===== Record extracts =====
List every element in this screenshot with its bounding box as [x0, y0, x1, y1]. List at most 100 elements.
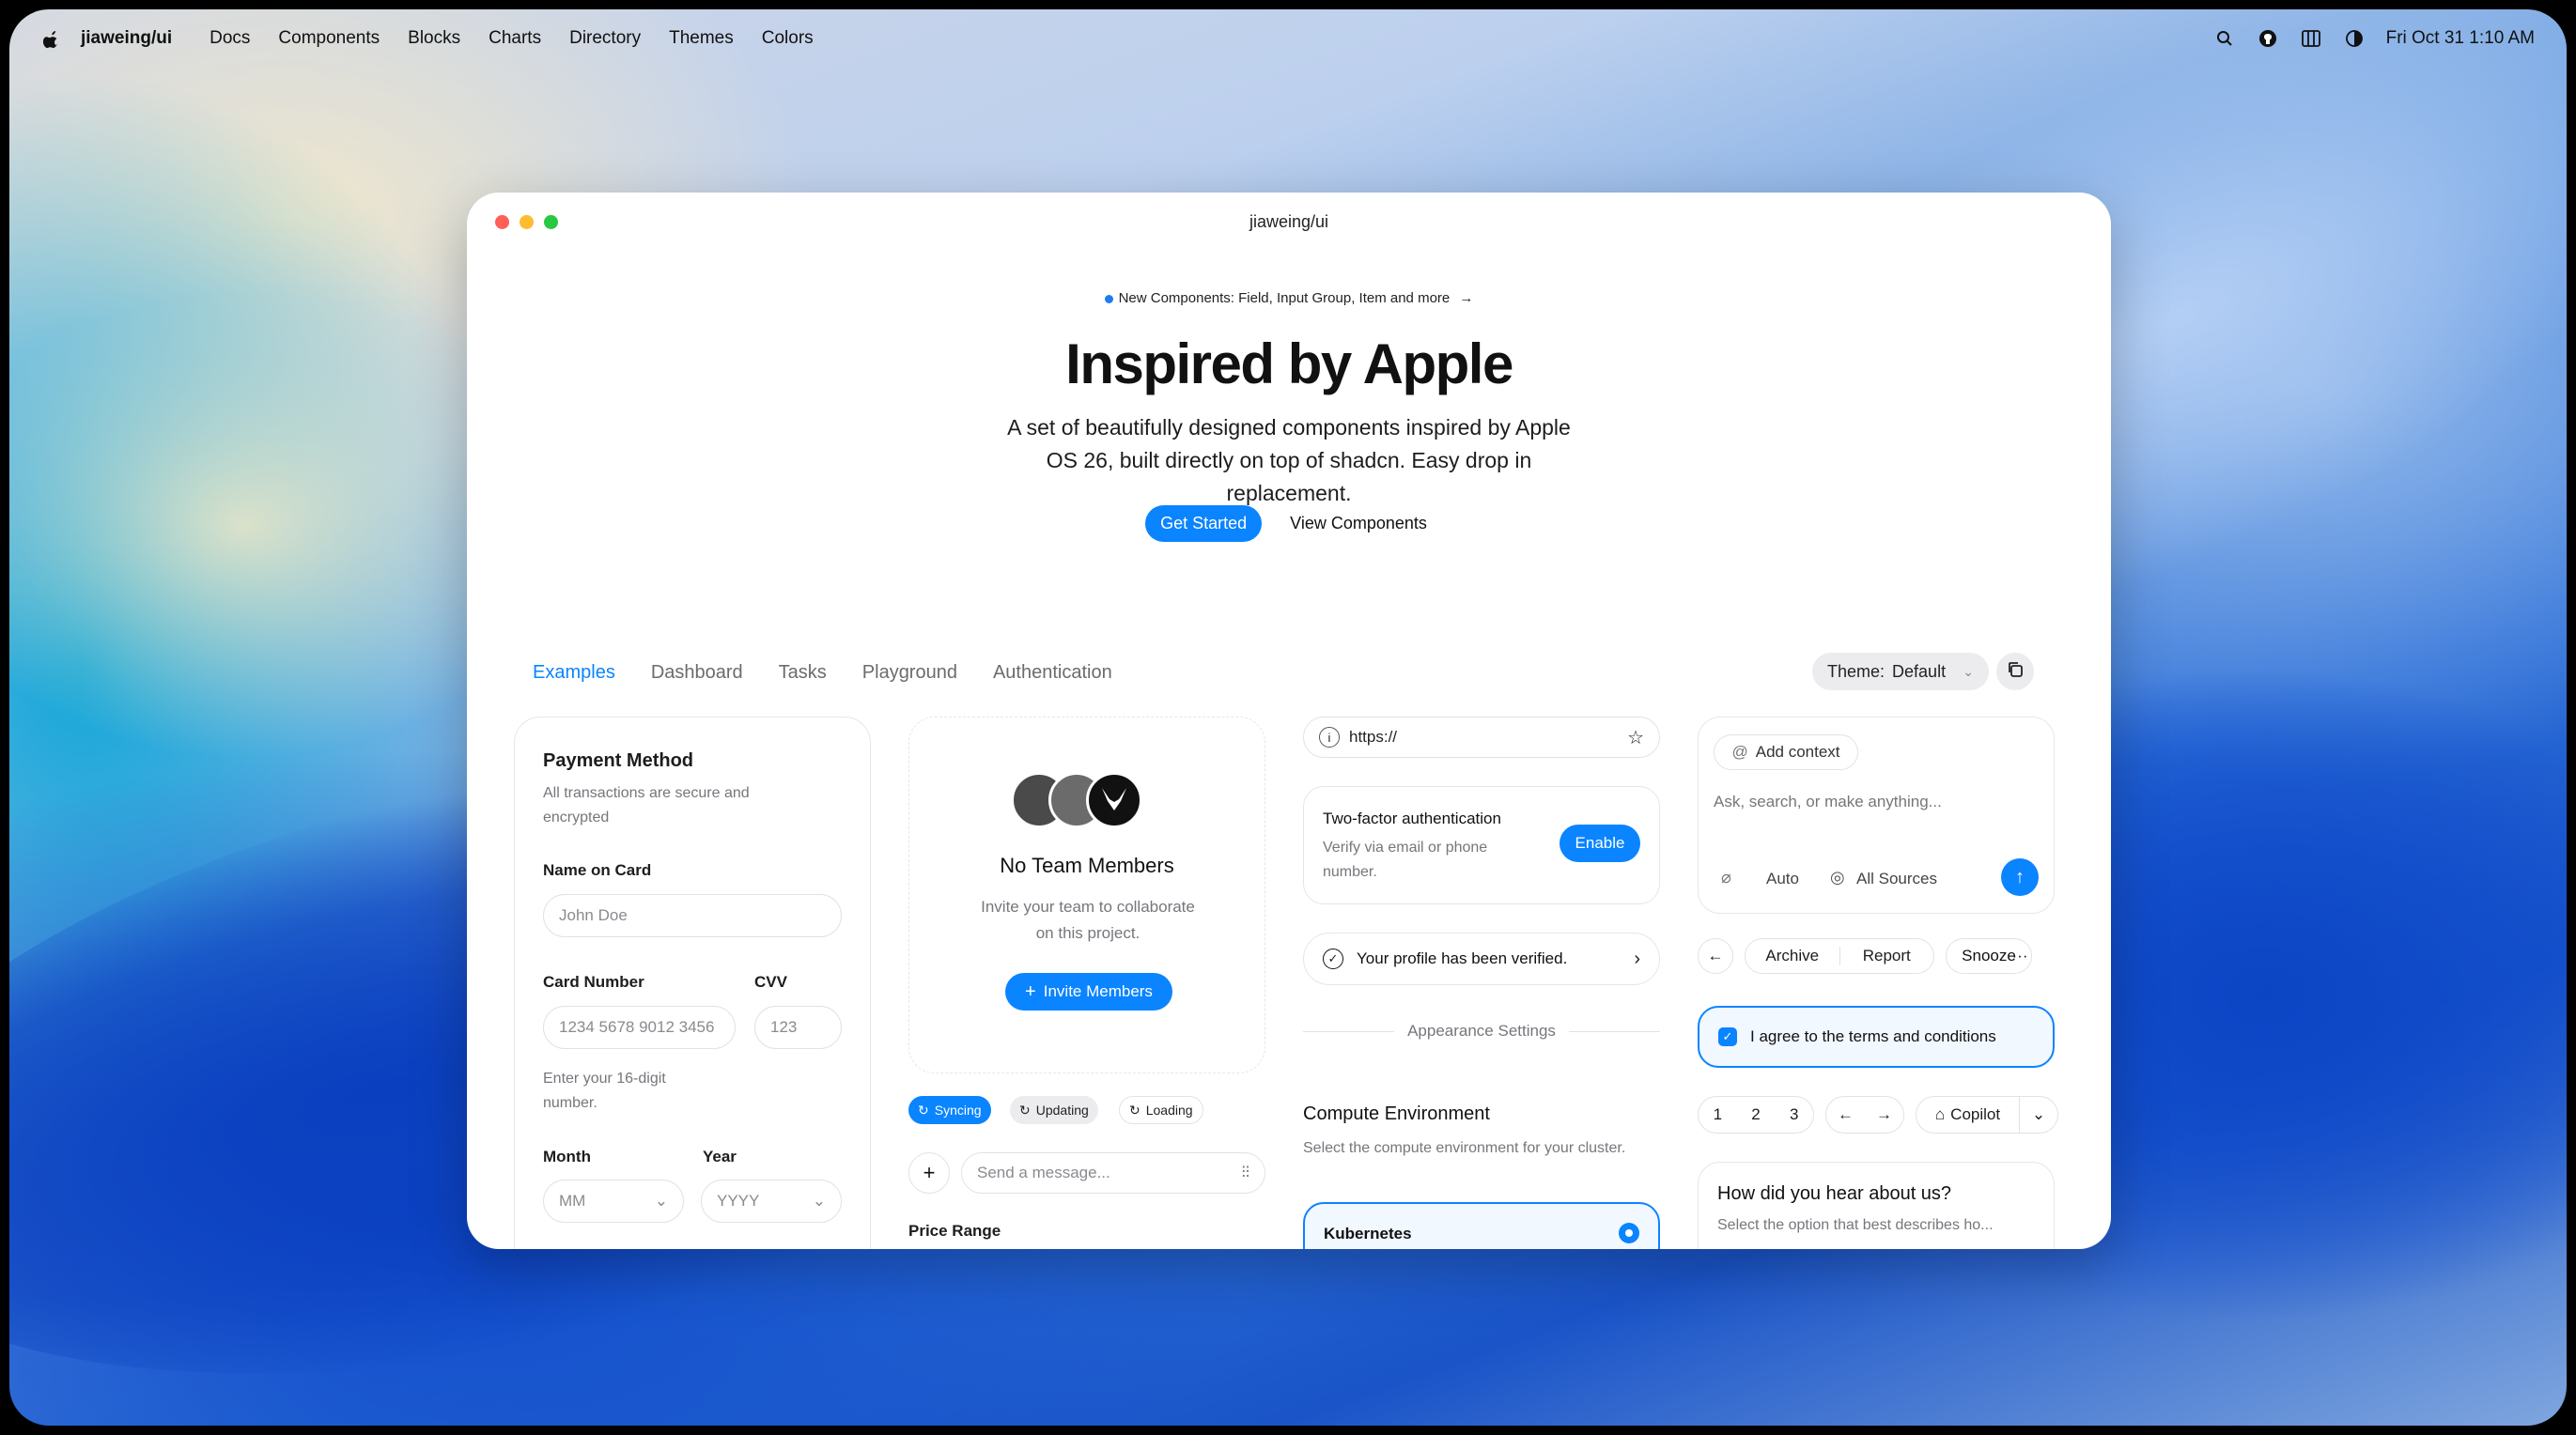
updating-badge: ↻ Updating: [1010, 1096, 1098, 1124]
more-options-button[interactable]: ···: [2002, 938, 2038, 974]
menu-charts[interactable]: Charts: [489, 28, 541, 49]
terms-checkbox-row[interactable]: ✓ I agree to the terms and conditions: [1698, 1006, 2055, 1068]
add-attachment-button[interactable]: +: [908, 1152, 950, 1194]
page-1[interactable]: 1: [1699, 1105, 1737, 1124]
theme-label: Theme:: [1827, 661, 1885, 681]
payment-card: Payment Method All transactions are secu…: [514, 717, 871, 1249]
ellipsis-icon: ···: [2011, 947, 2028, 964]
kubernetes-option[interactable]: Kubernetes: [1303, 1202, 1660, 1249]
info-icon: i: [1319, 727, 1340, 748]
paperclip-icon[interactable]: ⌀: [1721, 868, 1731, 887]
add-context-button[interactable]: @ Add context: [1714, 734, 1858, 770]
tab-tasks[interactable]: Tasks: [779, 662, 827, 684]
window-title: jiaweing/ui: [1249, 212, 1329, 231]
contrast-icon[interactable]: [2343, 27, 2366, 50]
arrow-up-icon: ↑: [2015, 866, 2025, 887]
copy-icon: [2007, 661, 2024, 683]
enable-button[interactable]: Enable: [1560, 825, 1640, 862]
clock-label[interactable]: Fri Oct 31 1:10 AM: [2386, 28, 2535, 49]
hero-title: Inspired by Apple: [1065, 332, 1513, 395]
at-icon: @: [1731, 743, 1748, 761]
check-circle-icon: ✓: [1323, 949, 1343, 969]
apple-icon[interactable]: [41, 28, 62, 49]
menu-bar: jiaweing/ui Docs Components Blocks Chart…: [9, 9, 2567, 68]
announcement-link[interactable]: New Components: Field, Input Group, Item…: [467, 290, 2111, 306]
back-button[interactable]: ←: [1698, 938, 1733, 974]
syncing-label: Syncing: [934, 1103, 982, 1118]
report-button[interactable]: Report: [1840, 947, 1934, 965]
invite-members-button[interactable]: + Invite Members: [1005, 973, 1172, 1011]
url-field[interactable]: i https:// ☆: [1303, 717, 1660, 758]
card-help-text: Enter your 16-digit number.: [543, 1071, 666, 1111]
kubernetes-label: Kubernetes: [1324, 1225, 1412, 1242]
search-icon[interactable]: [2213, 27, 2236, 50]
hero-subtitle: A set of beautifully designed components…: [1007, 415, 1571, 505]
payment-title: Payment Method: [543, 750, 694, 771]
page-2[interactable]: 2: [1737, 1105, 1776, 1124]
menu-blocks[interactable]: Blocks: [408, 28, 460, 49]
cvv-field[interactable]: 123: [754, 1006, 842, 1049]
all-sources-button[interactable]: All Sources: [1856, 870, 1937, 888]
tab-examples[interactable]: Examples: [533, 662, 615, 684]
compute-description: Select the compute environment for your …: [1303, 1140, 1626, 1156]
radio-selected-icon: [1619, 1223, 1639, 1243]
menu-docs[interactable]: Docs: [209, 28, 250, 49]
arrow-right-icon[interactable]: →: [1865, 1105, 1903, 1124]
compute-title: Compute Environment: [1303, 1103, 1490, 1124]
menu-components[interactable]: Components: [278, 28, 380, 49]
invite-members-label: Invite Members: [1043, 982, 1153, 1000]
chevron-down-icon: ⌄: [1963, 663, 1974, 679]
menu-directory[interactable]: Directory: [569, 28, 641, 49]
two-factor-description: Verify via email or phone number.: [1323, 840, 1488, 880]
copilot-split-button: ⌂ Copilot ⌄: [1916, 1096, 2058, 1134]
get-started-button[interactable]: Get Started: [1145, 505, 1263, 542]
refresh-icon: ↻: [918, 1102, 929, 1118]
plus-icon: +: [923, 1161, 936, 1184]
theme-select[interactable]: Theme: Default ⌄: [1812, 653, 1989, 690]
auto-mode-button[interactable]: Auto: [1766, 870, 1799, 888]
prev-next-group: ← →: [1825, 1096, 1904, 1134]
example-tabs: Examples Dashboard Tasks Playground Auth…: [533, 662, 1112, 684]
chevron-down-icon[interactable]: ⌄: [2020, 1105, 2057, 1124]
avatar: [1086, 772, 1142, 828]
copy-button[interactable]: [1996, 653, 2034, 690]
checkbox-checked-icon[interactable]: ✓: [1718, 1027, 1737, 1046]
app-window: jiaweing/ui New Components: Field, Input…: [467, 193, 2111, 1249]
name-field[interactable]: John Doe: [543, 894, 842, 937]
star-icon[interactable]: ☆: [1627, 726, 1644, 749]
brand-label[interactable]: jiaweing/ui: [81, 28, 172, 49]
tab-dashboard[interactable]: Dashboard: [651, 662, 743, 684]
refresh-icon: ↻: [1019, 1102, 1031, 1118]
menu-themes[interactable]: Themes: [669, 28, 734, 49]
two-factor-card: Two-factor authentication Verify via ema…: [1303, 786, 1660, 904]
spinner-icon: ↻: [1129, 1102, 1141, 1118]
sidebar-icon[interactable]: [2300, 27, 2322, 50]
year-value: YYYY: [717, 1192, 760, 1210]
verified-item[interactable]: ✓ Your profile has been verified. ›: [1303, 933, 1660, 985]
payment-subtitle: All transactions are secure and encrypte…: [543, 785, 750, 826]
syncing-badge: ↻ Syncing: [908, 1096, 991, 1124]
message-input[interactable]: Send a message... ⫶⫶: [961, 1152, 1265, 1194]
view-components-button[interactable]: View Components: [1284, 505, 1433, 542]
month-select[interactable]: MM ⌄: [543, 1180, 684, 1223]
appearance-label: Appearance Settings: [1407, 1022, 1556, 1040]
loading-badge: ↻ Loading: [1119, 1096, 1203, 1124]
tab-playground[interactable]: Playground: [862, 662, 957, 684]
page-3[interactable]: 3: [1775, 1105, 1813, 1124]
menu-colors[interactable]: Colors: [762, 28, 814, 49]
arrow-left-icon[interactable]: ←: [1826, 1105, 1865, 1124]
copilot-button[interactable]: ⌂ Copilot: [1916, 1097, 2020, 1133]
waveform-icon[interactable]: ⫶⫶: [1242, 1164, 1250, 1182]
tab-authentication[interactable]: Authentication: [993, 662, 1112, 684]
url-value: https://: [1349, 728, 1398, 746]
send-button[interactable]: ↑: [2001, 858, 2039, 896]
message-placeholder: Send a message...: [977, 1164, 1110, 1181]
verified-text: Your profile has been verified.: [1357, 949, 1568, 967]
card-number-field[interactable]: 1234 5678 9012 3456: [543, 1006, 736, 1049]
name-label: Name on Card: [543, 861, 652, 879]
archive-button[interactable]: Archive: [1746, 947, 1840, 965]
=====
Given request:
Copy the lines above word for word, omitting the pictures.

Result:
List every element in this screenshot with its bounding box as [x0, y0, x1, y1]. List at most 100 elements.
updating-badge: ↻ Updating: [1010, 1096, 1098, 1124]
more-options-button[interactable]: ···: [2002, 938, 2038, 974]
menu-charts[interactable]: Charts: [489, 28, 541, 49]
terms-checkbox-row[interactable]: ✓ I agree to the terms and conditions: [1698, 1006, 2055, 1068]
add-attachment-button[interactable]: +: [908, 1152, 950, 1194]
page-1[interactable]: 1: [1699, 1105, 1737, 1124]
theme-label: Theme:: [1827, 661, 1885, 681]
payment-card: Payment Method All transactions are secu…: [514, 717, 871, 1249]
ellipsis-icon: ···: [2011, 947, 2028, 964]
kubernetes-option[interactable]: Kubernetes: [1303, 1202, 1660, 1249]
info-icon: i: [1319, 727, 1340, 748]
paperclip-icon[interactable]: ⌀: [1721, 868, 1731, 887]
add-context-button[interactable]: @ Add context: [1714, 734, 1858, 770]
tab-tasks[interactable]: Tasks: [779, 662, 827, 684]
window-title: jiaweing/ui: [1249, 212, 1329, 231]
contrast-icon[interactable]: [2343, 27, 2366, 50]
arrow-up-icon: ↑: [2015, 866, 2025, 887]
copy-icon: [2007, 661, 2024, 683]
enable-button[interactable]: Enable: [1560, 825, 1640, 862]
clock-label[interactable]: Fri Oct 31 1:10 AM: [2386, 28, 2535, 49]
hero-title: Inspired by Apple: [1065, 332, 1513, 395]
at-icon: @: [1731, 743, 1748, 761]
check-circle-icon: ✓: [1323, 949, 1343, 969]
apple-icon[interactable]: [41, 28, 62, 49]
menu-bar: jiaweing/ui Docs Components Blocks Chart…: [9, 9, 2567, 68]
announcement-link[interactable]: New Components: Field, Input Group, Item…: [467, 290, 2111, 306]
back-button[interactable]: ←: [1698, 938, 1733, 974]
syncing-label: Syncing: [934, 1103, 982, 1118]
report-button[interactable]: Report: [1840, 947, 1934, 965]
invite-members-button[interactable]: + Invite Members: [1005, 973, 1172, 1011]
url-field[interactable]: i https:// ☆: [1303, 717, 1660, 758]
card-help-text: Enter your 16-digit number.: [543, 1071, 666, 1111]
kubernetes-label: Kubernetes: [1324, 1225, 1412, 1242]
search-icon[interactable]: [2213, 27, 2236, 50]
hero-subtitle: A set of beautifully designed components…: [1007, 415, 1571, 505]
payment-title: Payment Method: [543, 750, 694, 771]
page-2[interactable]: 2: [1737, 1105, 1776, 1124]
menu-blocks[interactable]: Blocks: [408, 28, 460, 49]
cvv-field[interactable]: 123: [754, 1006, 842, 1049]
all-sources-button[interactable]: All Sources: [1856, 870, 1937, 888]
tab-examples[interactable]: Examples: [533, 662, 615, 684]
compute-description: Select the compute environment for your …: [1303, 1140, 1626, 1156]
radio-selected-icon: [1619, 1223, 1639, 1243]
menu-docs[interactable]: Docs: [209, 28, 250, 49]
arrow-right-icon[interactable]: →: [1865, 1105, 1903, 1124]
compute-title: Compute Environment: [1303, 1103, 1490, 1124]
menu-components[interactable]: Components: [278, 28, 380, 49]
invite-members-label: Invite Members: [1043, 982, 1153, 1000]
chevron-down-icon: ⌄: [1963, 663, 1974, 679]
menu-directory[interactable]: Directory: [569, 28, 641, 49]
two-factor-description: Verify via email or phone number.: [1323, 840, 1488, 880]
copilot-split-button: ⌂ Copilot ⌄: [1916, 1096, 2058, 1134]
get-started-button[interactable]: Get Started: [1145, 505, 1263, 542]
refresh-icon: ↻: [918, 1102, 929, 1118]
plus-icon: +: [923, 1161, 936, 1184]
theme-select[interactable]: Theme: Default ⌄: [1812, 653, 1989, 690]
auto-mode-button[interactable]: Auto: [1766, 870, 1799, 888]
prev-next-group: ← →: [1825, 1096, 1904, 1134]
example-tabs: Examples Dashboard Tasks Playground Auth…: [533, 662, 1112, 684]
chevron-down-icon[interactable]: ⌄: [2020, 1105, 2057, 1124]
avatar: [1086, 772, 1142, 828]
copy-button[interactable]: [1996, 653, 2034, 690]
checkbox-checked-icon[interactable]: ✓: [1718, 1027, 1737, 1046]
app-window: jiaweing/ui New Components: Field, Input…: [467, 193, 2111, 1249]
name-field[interactable]: John Doe: [543, 894, 842, 937]
star-icon[interactable]: ☆: [1627, 726, 1644, 749]
brand-label[interactable]: jiaweing/ui: [81, 28, 172, 49]
tab-dashboard[interactable]: Dashboard: [651, 662, 743, 684]
refresh-icon: ↻: [1019, 1102, 1031, 1118]
menu-themes[interactable]: Themes: [669, 28, 734, 49]
two-factor-card: Two-factor authentication Verify via ema…: [1303, 786, 1660, 904]
spinner-icon: ↻: [1129, 1102, 1141, 1118]
sidebar-icon[interactable]: [2300, 27, 2322, 50]
year-value: YYYY: [717, 1192, 760, 1210]
verified-item[interactable]: ✓ Your profile has been verified. ›: [1303, 933, 1660, 985]
payment-subtitle: All transactions are secure and encrypte…: [543, 785, 750, 826]
syncing-badge: ↻ Syncing: [908, 1096, 991, 1124]
message-input[interactable]: Send a message... ⫶⫶: [961, 1152, 1265, 1194]
view-components-button[interactable]: View Components: [1284, 505, 1433, 542]
month-select[interactable]: MM ⌄: [543, 1180, 684, 1223]
appearance-label: Appearance Settings: [1407, 1022, 1556, 1040]
loading-badge: ↻ Loading: [1119, 1096, 1203, 1124]
tab-playground[interactable]: Playground: [862, 662, 957, 684]
page-3[interactable]: 3: [1775, 1105, 1813, 1124]
menu-colors[interactable]: Colors: [762, 28, 814, 49]
arrow-left-icon[interactable]: ←: [1826, 1105, 1865, 1124]
copilot-button[interactable]: ⌂ Copilot: [1916, 1097, 2020, 1133]
waveform-icon[interactable]: ⫶⫶: [1242, 1164, 1250, 1182]
tab-authentication[interactable]: Authentication: [993, 662, 1112, 684]
url-value: https://: [1349, 728, 1398, 746]
send-button[interactable]: ↑: [2001, 858, 2039, 896]
message-placeholder: Send a message...: [977, 1164, 1110, 1181]
verified-text: Your profile has been verified.: [1357, 949, 1568, 967]
card-number-field[interactable]: 1234 5678 9012 3456: [543, 1006, 736, 1049]
name-label: Name on Card: [543, 861, 652, 879]
archive-button[interactable]: Archive: [1746, 947, 1840, 965]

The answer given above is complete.